* [TASK INSTRUCTIONS]: Pick out the lines below that include the string "ylabel".

Figure collection entries
** begin **

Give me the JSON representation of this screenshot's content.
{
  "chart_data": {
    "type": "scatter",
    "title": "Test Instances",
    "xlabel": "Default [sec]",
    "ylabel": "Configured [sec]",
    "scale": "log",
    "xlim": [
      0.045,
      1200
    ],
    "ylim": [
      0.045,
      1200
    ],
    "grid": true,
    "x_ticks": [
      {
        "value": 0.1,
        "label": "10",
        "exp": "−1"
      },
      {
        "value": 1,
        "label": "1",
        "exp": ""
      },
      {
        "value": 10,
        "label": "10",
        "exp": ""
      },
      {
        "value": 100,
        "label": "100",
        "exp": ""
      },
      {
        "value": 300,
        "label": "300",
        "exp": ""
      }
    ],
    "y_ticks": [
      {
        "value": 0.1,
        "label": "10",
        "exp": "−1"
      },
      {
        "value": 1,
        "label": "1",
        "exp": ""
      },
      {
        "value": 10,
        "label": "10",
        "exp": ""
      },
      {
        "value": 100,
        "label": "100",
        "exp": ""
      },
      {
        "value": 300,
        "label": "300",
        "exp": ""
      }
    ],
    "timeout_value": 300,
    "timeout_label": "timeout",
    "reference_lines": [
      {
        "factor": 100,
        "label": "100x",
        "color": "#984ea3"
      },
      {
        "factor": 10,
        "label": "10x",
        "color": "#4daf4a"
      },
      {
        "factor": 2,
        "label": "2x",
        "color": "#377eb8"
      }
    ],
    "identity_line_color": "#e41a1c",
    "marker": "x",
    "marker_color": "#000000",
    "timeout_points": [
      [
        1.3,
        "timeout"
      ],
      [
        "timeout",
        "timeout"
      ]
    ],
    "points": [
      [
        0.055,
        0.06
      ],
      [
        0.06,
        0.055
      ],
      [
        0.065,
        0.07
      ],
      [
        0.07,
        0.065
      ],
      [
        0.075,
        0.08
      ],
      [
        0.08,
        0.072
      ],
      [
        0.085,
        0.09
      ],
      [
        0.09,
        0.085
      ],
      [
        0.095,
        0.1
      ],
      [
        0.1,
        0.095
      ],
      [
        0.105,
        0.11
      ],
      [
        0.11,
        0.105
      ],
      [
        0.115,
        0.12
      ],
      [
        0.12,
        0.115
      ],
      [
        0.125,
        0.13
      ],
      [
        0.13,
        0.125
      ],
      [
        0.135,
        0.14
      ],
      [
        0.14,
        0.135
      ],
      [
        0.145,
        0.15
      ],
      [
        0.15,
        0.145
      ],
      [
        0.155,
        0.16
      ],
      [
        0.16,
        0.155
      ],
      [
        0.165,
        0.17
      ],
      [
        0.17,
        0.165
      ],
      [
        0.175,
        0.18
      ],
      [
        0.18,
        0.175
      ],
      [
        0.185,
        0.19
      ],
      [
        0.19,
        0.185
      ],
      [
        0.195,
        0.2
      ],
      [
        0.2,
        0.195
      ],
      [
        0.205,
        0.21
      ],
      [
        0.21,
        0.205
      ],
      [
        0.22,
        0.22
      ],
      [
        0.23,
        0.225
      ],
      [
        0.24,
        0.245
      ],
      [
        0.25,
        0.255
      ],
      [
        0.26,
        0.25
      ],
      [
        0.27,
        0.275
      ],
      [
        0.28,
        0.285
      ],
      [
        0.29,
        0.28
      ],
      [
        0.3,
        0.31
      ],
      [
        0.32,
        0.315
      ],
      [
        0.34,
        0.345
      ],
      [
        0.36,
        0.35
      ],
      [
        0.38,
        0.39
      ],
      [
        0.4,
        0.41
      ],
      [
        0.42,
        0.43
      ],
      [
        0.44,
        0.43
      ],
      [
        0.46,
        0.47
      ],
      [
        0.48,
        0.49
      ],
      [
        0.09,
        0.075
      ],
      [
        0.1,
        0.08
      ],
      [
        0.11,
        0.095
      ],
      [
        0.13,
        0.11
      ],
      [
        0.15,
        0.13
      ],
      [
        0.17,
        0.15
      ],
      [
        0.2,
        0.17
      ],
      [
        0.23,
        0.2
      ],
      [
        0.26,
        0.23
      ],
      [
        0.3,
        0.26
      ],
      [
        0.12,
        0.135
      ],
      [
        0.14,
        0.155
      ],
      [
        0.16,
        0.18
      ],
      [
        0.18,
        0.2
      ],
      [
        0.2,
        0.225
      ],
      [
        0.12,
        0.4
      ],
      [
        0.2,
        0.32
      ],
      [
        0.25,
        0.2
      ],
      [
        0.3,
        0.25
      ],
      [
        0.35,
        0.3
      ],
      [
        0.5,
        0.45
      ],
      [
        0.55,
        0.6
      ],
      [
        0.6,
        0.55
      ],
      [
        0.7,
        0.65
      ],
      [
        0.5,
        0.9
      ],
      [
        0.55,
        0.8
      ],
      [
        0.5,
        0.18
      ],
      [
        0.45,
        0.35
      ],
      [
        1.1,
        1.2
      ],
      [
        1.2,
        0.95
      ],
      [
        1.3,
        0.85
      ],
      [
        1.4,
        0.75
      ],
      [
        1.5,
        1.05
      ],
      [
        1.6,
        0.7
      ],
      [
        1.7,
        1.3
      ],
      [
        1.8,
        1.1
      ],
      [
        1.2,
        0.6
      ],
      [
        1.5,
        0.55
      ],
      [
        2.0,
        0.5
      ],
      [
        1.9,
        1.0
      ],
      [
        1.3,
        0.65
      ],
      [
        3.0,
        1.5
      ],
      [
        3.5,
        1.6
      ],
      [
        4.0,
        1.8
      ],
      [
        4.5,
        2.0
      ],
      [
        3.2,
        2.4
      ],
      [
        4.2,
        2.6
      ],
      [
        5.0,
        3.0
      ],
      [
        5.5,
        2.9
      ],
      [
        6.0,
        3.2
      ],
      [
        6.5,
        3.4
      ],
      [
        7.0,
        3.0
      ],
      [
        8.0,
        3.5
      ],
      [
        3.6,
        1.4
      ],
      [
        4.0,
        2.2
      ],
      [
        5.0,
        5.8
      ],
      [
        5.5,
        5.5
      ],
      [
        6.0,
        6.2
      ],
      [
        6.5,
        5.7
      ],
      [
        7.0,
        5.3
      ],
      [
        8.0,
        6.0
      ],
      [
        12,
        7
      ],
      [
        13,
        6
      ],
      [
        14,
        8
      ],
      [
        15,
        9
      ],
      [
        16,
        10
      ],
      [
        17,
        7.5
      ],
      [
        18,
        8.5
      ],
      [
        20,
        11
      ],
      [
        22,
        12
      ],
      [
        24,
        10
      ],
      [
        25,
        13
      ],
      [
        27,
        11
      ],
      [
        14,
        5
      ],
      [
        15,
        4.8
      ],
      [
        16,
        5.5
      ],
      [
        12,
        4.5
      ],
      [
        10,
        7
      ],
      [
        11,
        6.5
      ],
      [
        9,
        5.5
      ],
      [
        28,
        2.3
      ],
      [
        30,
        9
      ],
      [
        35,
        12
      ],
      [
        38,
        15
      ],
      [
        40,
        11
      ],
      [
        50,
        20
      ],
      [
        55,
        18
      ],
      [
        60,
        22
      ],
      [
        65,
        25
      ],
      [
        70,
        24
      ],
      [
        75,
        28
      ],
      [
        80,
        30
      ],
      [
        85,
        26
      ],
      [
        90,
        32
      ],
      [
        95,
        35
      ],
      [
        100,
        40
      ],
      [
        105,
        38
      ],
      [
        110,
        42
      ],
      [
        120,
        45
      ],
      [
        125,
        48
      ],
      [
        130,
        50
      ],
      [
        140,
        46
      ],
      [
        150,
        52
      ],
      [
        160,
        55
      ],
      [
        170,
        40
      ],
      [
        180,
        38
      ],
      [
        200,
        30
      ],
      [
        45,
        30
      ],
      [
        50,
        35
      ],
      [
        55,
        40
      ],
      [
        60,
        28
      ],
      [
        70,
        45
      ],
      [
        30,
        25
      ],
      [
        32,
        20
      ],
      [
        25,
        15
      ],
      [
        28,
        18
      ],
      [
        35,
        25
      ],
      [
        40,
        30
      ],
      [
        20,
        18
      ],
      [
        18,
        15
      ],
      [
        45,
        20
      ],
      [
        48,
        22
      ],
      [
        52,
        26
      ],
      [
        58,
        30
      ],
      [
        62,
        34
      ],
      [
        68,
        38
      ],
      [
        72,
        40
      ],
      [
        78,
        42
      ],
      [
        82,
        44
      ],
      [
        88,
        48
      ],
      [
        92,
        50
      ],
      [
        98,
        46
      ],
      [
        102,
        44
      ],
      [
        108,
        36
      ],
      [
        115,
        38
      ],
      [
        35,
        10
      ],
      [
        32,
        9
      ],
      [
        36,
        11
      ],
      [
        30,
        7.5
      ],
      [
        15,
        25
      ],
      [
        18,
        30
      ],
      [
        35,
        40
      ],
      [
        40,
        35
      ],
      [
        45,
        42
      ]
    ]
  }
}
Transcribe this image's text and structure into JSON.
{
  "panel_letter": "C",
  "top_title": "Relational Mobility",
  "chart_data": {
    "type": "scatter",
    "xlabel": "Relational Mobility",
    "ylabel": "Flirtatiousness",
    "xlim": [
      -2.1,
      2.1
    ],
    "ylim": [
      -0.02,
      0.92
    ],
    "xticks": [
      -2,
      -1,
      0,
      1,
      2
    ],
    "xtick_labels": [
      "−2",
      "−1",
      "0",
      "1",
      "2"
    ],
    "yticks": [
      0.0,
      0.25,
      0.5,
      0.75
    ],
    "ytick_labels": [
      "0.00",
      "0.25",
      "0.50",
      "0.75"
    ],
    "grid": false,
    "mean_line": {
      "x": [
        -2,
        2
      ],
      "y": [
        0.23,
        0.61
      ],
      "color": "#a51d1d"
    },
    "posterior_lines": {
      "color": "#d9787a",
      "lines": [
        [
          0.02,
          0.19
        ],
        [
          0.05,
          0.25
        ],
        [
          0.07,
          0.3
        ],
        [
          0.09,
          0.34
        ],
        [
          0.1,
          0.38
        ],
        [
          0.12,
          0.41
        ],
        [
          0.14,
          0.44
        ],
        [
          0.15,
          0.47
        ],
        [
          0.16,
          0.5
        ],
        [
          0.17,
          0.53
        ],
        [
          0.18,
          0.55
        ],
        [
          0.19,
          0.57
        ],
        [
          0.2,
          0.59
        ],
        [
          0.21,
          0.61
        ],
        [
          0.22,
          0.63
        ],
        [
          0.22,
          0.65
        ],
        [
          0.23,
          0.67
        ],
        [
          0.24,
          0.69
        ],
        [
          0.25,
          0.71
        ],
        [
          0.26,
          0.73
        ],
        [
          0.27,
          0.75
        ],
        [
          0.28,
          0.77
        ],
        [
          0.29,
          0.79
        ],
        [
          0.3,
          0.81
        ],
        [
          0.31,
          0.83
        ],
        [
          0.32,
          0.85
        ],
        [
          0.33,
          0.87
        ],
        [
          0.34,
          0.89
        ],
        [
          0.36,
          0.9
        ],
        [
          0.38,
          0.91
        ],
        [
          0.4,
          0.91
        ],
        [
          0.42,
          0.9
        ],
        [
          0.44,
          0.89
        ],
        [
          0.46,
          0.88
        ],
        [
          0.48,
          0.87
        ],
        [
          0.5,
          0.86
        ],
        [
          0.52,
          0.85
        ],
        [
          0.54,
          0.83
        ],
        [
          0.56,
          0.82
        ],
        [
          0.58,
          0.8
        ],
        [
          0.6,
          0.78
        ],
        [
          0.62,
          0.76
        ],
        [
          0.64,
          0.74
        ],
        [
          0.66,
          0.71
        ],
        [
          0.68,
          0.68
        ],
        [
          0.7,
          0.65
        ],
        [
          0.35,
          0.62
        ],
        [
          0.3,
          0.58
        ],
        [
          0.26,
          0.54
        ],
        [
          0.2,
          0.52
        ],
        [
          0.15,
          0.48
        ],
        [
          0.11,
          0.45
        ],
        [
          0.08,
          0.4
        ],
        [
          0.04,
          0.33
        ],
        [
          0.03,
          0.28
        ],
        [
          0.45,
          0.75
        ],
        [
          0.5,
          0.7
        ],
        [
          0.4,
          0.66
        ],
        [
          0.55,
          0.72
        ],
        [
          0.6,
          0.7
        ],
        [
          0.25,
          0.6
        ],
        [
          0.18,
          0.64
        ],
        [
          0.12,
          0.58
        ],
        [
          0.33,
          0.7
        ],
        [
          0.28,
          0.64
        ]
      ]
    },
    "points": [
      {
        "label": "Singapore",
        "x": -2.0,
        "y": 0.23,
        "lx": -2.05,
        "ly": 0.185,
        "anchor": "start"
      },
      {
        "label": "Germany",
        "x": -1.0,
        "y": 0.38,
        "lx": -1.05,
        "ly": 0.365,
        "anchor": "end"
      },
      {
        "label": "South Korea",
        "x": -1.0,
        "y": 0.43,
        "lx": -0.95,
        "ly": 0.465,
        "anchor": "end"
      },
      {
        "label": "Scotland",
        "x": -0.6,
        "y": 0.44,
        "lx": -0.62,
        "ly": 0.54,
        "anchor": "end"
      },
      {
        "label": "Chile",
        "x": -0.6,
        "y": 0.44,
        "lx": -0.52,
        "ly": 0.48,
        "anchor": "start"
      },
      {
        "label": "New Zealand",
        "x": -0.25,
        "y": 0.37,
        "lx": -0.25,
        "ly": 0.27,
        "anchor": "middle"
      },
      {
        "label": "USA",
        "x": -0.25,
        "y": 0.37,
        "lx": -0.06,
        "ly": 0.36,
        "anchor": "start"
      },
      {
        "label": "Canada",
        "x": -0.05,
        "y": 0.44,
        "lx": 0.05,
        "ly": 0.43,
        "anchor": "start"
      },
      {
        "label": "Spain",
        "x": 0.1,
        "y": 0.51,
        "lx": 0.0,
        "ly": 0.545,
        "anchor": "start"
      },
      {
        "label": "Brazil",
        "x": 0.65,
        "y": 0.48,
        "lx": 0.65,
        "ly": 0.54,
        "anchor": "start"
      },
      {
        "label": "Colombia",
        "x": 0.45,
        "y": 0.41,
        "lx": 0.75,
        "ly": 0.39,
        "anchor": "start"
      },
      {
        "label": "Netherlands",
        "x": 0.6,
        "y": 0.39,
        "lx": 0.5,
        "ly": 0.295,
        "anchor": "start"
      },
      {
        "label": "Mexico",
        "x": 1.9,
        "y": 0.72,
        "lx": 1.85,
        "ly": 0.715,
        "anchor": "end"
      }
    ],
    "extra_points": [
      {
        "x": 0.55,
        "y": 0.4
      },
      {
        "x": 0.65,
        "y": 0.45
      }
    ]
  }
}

** end **

* [ANSWER FOR THIS EXERCISE]:
    "ylabel": "Configured [sec]",
    "ylabel": "Flirtatiousness",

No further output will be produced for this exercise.